## START Provided records
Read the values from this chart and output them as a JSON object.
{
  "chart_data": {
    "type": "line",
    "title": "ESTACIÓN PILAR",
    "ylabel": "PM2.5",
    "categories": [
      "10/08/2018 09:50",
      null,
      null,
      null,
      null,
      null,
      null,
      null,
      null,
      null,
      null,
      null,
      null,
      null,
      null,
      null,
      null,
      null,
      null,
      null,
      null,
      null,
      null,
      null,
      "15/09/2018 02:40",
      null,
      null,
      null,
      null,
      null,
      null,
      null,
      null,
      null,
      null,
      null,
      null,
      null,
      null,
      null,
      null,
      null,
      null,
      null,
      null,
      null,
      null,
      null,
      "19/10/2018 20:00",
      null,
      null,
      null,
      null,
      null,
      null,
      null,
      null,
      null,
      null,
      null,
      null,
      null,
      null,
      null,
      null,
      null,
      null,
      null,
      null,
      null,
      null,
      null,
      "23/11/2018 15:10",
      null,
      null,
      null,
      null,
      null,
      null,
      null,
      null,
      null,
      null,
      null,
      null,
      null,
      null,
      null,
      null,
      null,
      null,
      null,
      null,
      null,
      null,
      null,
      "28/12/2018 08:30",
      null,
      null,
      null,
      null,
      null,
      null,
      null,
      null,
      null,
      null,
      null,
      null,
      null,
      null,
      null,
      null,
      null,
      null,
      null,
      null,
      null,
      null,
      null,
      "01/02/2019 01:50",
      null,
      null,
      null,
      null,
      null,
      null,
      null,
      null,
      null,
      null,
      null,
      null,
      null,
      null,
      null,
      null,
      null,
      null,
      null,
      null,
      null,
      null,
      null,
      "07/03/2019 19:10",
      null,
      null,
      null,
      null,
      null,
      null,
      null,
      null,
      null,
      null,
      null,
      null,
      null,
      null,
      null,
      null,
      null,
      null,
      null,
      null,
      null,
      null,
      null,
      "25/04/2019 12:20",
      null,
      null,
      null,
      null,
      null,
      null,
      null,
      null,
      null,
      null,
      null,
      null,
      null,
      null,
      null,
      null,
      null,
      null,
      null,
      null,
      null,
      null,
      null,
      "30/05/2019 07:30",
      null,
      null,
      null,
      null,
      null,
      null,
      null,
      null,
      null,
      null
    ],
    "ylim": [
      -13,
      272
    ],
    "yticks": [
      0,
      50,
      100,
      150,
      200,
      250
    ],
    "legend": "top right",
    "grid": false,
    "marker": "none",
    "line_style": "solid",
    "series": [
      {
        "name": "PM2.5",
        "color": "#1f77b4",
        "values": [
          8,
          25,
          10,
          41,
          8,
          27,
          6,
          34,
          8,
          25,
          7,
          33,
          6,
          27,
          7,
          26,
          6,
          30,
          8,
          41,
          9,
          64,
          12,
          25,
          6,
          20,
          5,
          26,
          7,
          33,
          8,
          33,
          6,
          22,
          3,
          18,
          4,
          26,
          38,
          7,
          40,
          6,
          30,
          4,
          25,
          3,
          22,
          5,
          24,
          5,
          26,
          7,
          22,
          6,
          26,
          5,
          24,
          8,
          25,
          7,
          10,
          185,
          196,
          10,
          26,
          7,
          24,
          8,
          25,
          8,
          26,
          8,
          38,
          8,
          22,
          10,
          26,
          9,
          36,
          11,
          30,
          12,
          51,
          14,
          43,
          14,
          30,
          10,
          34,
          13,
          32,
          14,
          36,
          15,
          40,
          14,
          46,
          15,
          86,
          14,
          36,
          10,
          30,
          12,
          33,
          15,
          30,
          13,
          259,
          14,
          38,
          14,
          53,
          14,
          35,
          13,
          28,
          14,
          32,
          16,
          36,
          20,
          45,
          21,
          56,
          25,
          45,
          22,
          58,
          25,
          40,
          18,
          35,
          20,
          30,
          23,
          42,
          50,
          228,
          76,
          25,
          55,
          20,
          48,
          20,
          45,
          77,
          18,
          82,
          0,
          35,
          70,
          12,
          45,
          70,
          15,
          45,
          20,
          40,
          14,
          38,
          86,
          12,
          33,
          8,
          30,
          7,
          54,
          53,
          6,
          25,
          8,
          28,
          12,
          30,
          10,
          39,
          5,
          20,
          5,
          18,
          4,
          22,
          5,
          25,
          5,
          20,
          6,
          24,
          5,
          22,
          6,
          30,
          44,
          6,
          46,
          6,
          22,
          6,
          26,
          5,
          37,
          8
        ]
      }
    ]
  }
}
## END Provided records
## START Provided records
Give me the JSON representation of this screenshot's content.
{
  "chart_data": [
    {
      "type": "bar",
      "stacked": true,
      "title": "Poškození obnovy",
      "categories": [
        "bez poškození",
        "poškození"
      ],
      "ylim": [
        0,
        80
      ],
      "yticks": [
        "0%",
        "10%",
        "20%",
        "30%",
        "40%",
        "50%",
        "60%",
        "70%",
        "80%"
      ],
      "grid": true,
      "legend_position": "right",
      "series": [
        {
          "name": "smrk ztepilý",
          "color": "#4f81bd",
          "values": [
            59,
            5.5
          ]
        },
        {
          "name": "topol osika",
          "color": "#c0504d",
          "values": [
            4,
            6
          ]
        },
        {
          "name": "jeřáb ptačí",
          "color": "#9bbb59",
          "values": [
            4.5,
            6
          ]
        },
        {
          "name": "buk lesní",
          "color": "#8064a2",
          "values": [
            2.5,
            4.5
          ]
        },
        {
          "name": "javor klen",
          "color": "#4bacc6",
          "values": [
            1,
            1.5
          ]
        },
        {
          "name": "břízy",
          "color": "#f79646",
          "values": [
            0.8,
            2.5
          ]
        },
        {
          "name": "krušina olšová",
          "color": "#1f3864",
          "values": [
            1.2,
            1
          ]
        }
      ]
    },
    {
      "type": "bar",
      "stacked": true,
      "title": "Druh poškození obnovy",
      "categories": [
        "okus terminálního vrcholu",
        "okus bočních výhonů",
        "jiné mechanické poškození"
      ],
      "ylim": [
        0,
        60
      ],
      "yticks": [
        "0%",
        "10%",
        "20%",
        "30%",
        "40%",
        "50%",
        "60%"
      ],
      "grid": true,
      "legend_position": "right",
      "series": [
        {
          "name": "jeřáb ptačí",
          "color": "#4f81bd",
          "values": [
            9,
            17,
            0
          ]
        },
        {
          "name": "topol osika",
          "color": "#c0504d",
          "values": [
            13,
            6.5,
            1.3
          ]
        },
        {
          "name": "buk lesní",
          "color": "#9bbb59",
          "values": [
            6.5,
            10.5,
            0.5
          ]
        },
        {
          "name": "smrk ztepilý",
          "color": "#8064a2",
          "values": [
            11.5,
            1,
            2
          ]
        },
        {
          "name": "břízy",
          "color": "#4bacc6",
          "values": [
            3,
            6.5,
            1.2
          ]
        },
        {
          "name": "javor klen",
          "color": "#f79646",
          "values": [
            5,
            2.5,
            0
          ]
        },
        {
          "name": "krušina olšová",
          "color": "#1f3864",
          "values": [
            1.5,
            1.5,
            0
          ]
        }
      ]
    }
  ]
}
## END Provided records
## START Provided records
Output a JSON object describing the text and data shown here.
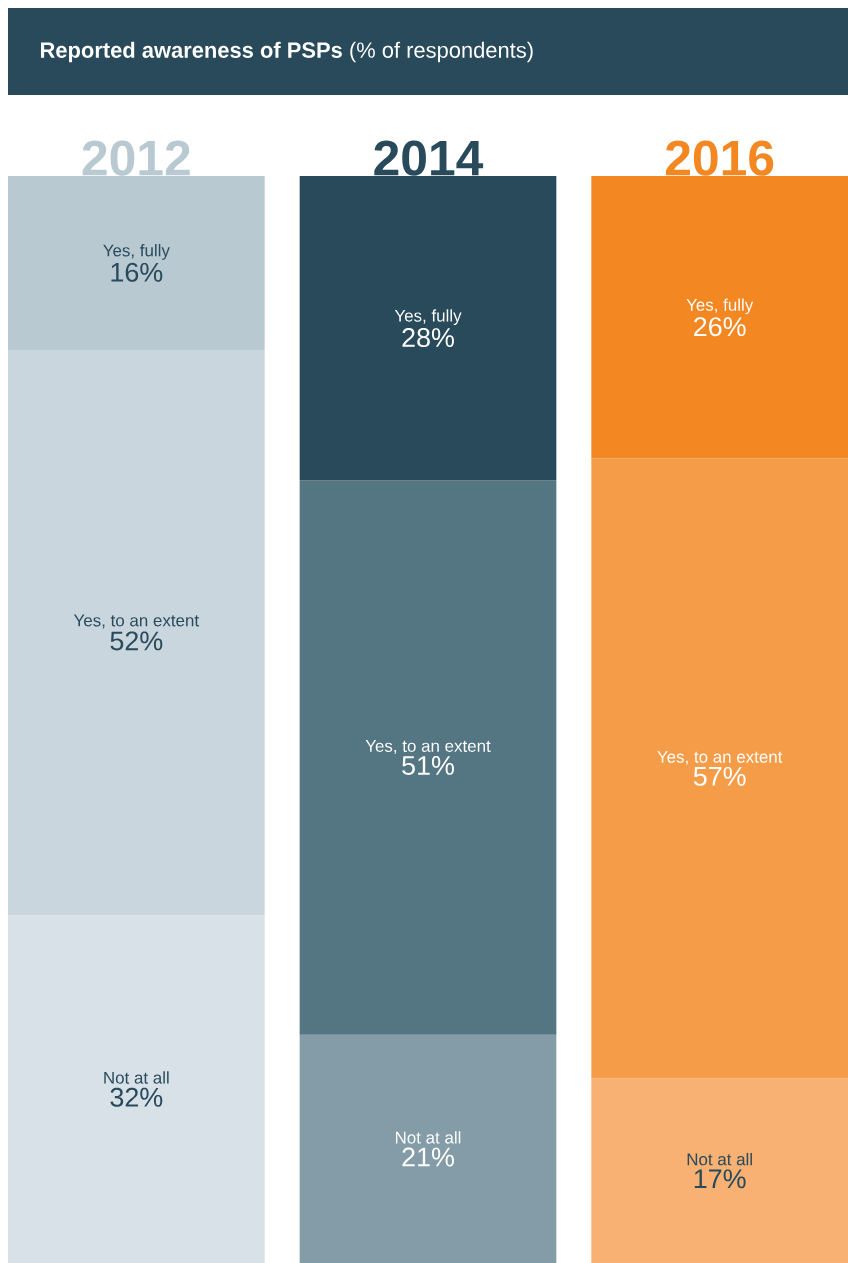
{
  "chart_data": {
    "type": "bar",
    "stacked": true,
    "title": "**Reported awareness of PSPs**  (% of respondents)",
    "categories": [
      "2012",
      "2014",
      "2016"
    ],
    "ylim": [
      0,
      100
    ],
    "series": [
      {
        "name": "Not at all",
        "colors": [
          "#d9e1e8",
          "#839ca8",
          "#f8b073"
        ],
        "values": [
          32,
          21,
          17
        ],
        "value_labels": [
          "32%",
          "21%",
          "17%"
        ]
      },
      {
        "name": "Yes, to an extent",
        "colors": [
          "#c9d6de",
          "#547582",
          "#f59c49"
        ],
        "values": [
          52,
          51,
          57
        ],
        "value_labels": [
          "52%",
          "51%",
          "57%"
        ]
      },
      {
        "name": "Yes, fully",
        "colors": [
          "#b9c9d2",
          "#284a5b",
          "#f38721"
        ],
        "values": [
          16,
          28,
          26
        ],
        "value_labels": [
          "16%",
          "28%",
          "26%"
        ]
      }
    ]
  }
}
## END Provided records
What you should do:
Reproduce each line from the records that contains the word "JSON".

Answer for the task:
Read the values from this chart and output them as a JSON object.
Give me the JSON representation of this screenshot's content.
Output a JSON object describing the text and data shown here.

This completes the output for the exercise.